Data supplied:
-------

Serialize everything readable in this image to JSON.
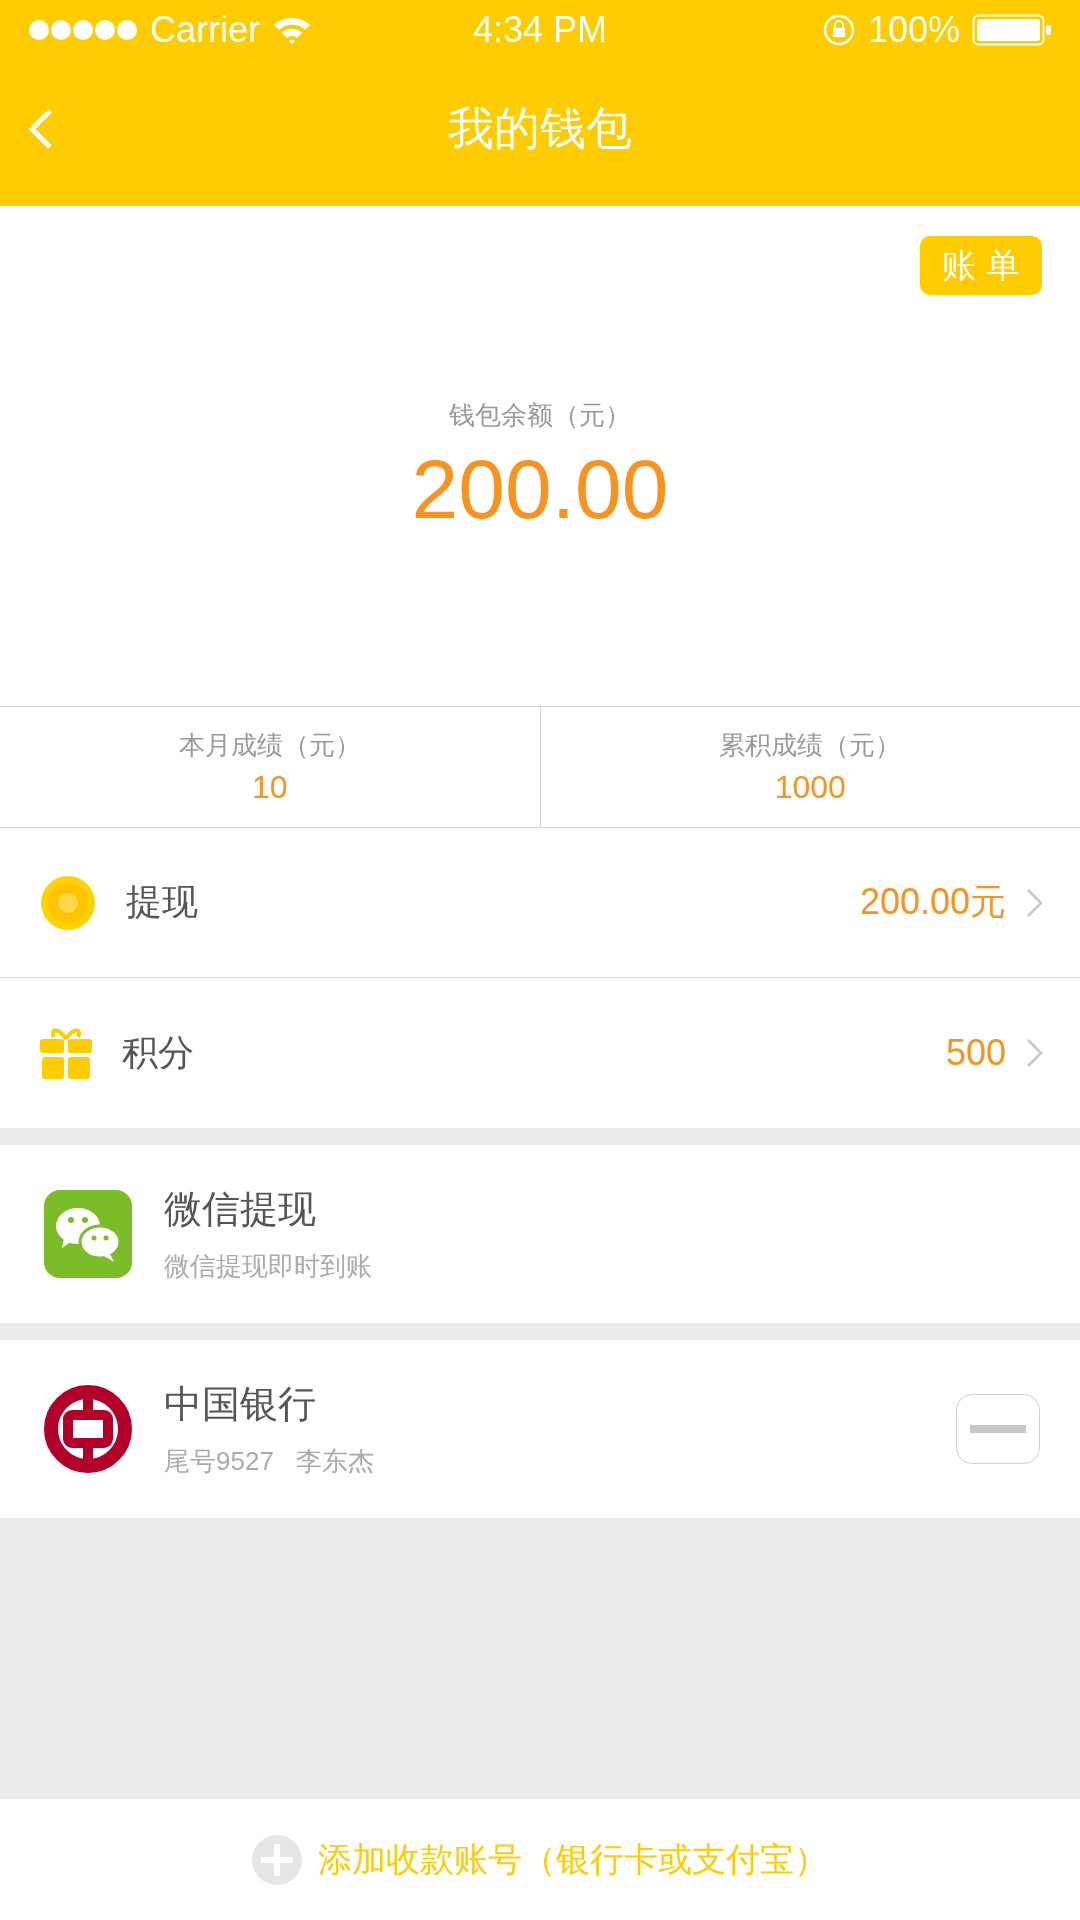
{
  "status_bar": {
    "carrier": "Carrier",
    "time": "4:34 PM",
    "battery": "100%"
  },
  "nav": {
    "title": "我的钱包"
  },
  "balance": {
    "bill_button": "账 单",
    "label": "钱包余额（元）",
    "amount": "200.00"
  },
  "stats": [
    {
      "label": "本月成绩（元）",
      "value": "10"
    },
    {
      "label": "累积成绩（元）",
      "value": "1000"
    }
  ],
  "menu": [
    {
      "kind": "coin",
      "label": "提现",
      "value": "200.00元"
    },
    {
      "kind": "gift",
      "label": "积分",
      "value": "500"
    }
  ],
  "accounts": [
    {
      "kind": "wechat",
      "name": "微信提现",
      "detail": "微信提现即时到账"
    },
    {
      "kind": "bank",
      "name": "中国银行",
      "detail": "尾号9527   李东杰",
      "removable": true
    }
  ],
  "footer": {
    "add_label": "添加收款账号（银行卡或支付宝）"
  }
}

-------

Exercise requirements: Each entry should be repeated exactly as it appears; the pictures stay out.

Correct output:
Serialize everything readable in this image to JSON.
{
  "status_bar": {
    "carrier": "Carrier",
    "time": "4:34 PM",
    "battery": "100%"
  },
  "nav": {
    "title": "我的钱包"
  },
  "balance": {
    "bill_button": "账 单",
    "label": "钱包余额（元）",
    "amount": "200.00"
  },
  "stats": [
    {
      "label": "本月成绩（元）",
      "value": "10"
    },
    {
      "label": "累积成绩（元）",
      "value": "1000"
    }
  ],
  "menu": [
    {
      "kind": "coin",
      "label": "提现",
      "value": "200.00元"
    },
    {
      "kind": "gift",
      "label": "积分",
      "value": "500"
    }
  ],
  "accounts": [
    {
      "kind": "wechat",
      "name": "微信提现",
      "detail": "微信提现即时到账"
    },
    {
      "kind": "bank",
      "name": "中国银行",
      "detail": "尾号9527   李东杰",
      "removable": true
    }
  ],
  "footer": {
    "add_label": "添加收款账号（银行卡或支付宝）"
  }
}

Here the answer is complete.